### EXERCISE PROMPT
Find each line with the word "april" and copy it.

■ ■ ■ ■ ■

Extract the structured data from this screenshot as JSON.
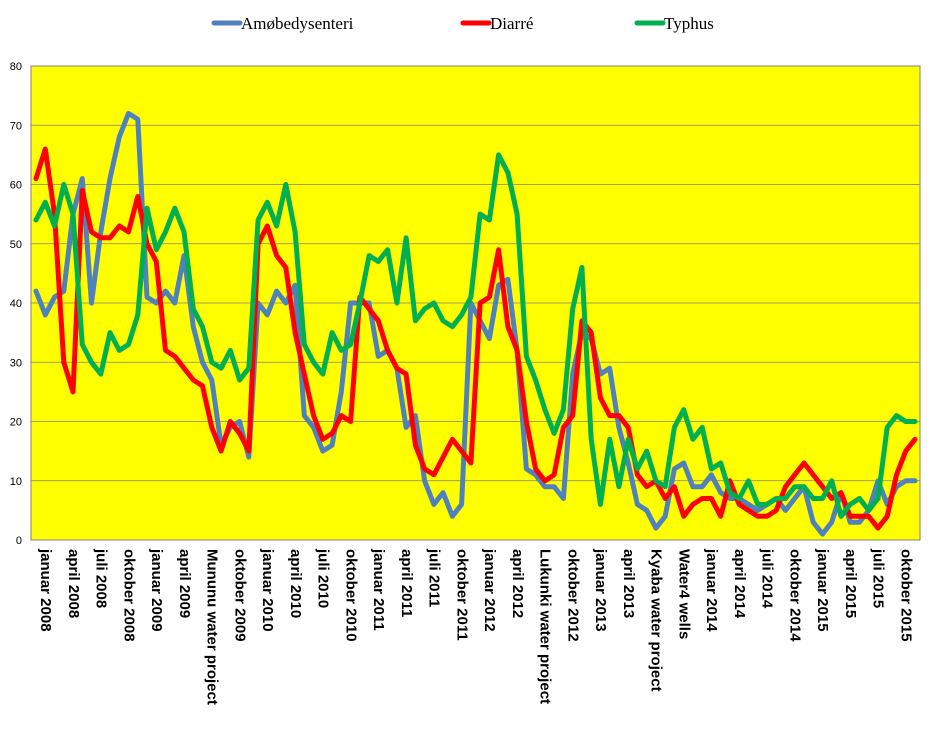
{
  "chart_data": {
    "type": "line",
    "title": "",
    "xlabel": "",
    "ylabel": "",
    "ylim": [
      0,
      80
    ],
    "yticks": [
      0,
      10,
      20,
      30,
      40,
      50,
      60,
      70,
      80
    ],
    "grid": "horizontal",
    "legend_position": "top",
    "plot_background": "#ffff00",
    "x_count": 96,
    "x_tick_labels": [
      {
        "i": 0,
        "label": "januar 2008"
      },
      {
        "i": 3,
        "label": "april 2008"
      },
      {
        "i": 6,
        "label": "juli 2008"
      },
      {
        "i": 9,
        "label": "oktober 2008"
      },
      {
        "i": 12,
        "label": "januar 2009"
      },
      {
        "i": 15,
        "label": "april 2009"
      },
      {
        "i": 18,
        "label": "Mununu water project"
      },
      {
        "i": 21,
        "label": "oktober 2009"
      },
      {
        "i": 24,
        "label": "januar 2010"
      },
      {
        "i": 27,
        "label": "april 2010"
      },
      {
        "i": 30,
        "label": "juli 2010"
      },
      {
        "i": 33,
        "label": "oktober 2010"
      },
      {
        "i": 36,
        "label": "januar 2011"
      },
      {
        "i": 39,
        "label": "april 2011"
      },
      {
        "i": 42,
        "label": "juli 2011"
      },
      {
        "i": 45,
        "label": "oktober 2011"
      },
      {
        "i": 48,
        "label": "januar 2012"
      },
      {
        "i": 51,
        "label": "april 2012"
      },
      {
        "i": 54,
        "label": "Lukunki water project"
      },
      {
        "i": 57,
        "label": "oktober 2012"
      },
      {
        "i": 60,
        "label": "januar 2013"
      },
      {
        "i": 63,
        "label": "april 2013"
      },
      {
        "i": 66,
        "label": "Kyaba water project"
      },
      {
        "i": 69,
        "label": "Water4 wells"
      },
      {
        "i": 72,
        "label": "januar 2014"
      },
      {
        "i": 75,
        "label": "april 2014"
      },
      {
        "i": 78,
        "label": "juli 2014"
      },
      {
        "i": 81,
        "label": "oktober 2014"
      },
      {
        "i": 84,
        "label": "januar 2015"
      },
      {
        "i": 87,
        "label": "april 2015"
      },
      {
        "i": 90,
        "label": "juli 2015"
      },
      {
        "i": 93,
        "label": "oktober 2015"
      }
    ],
    "series": [
      {
        "name": "Amøbedysenteri",
        "color": "#4f81bd",
        "values": [
          42,
          38,
          41,
          42,
          55,
          61,
          40,
          52,
          61,
          68,
          72,
          71,
          41,
          40,
          42,
          40,
          48,
          36,
          30,
          27,
          16,
          19,
          20,
          14,
          40,
          38,
          42,
          40,
          43,
          21,
          19,
          15,
          16,
          25,
          40,
          40,
          40,
          31,
          32,
          29,
          19,
          21,
          10,
          6,
          8,
          4,
          6,
          40,
          37,
          34,
          43,
          44,
          32,
          12,
          11,
          9,
          9,
          7,
          28,
          35,
          34,
          28,
          29,
          19,
          13,
          6,
          5,
          2,
          4,
          12,
          13,
          9,
          9,
          11,
          8,
          7,
          7,
          6,
          5,
          6,
          7,
          5,
          7,
          9,
          3,
          1,
          3,
          8,
          3,
          3,
          5,
          10,
          6,
          9,
          10,
          10
        ]
      },
      {
        "name": "Diarré",
        "color": "#ff0000",
        "values": [
          61,
          66,
          55,
          30,
          25,
          59,
          52,
          51,
          51,
          53,
          52,
          58,
          50,
          47,
          32,
          31,
          29,
          27,
          26,
          19,
          15,
          20,
          18,
          15,
          50,
          53,
          48,
          46,
          35,
          28,
          21,
          17,
          18,
          21,
          20,
          41,
          39,
          37,
          32,
          29,
          28,
          16,
          12,
          11,
          14,
          17,
          15,
          13,
          40,
          41,
          49,
          36,
          32,
          20,
          12,
          10,
          11,
          19,
          21,
          37,
          35,
          24,
          21,
          21,
          19,
          11,
          9,
          10,
          7,
          9,
          4,
          6,
          7,
          7,
          4,
          10,
          6,
          5,
          4,
          4,
          5,
          9,
          11,
          13,
          11,
          9,
          7,
          8,
          4,
          4,
          4,
          2,
          4,
          11,
          15,
          17
        ]
      },
      {
        "name": "Typhus",
        "color": "#00b050",
        "values": [
          54,
          57,
          53,
          60,
          55,
          33,
          30,
          28,
          35,
          32,
          33,
          38,
          56,
          49,
          52,
          56,
          52,
          39,
          36,
          30,
          29,
          32,
          27,
          29,
          54,
          57,
          53,
          60,
          52,
          33,
          30,
          28,
          35,
          32,
          33,
          40,
          48,
          47,
          49,
          40,
          51,
          37,
          39,
          40,
          37,
          36,
          38,
          41,
          55,
          54,
          65,
          62,
          55,
          31,
          27,
          22,
          18,
          22,
          39,
          46,
          17,
          6,
          17,
          9,
          17,
          12,
          15,
          10,
          9,
          19,
          22,
          17,
          19,
          12,
          13,
          8,
          7,
          10,
          6,
          6,
          7,
          7,
          9,
          9,
          7,
          7,
          10,
          4,
          6,
          7,
          5,
          7,
          19,
          21,
          20,
          20
        ]
      }
    ]
  }
}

■ ■ ■ ■ ■

### EXERCISE OUTPUT
        "label": "april 2008"
        "label": "april 2009"
        "label": "april 2010"
        "label": "april 2011"
        "label": "april 2012"
        "label": "april 2013"
        "label": "april 2014"
        "label": "april 2015"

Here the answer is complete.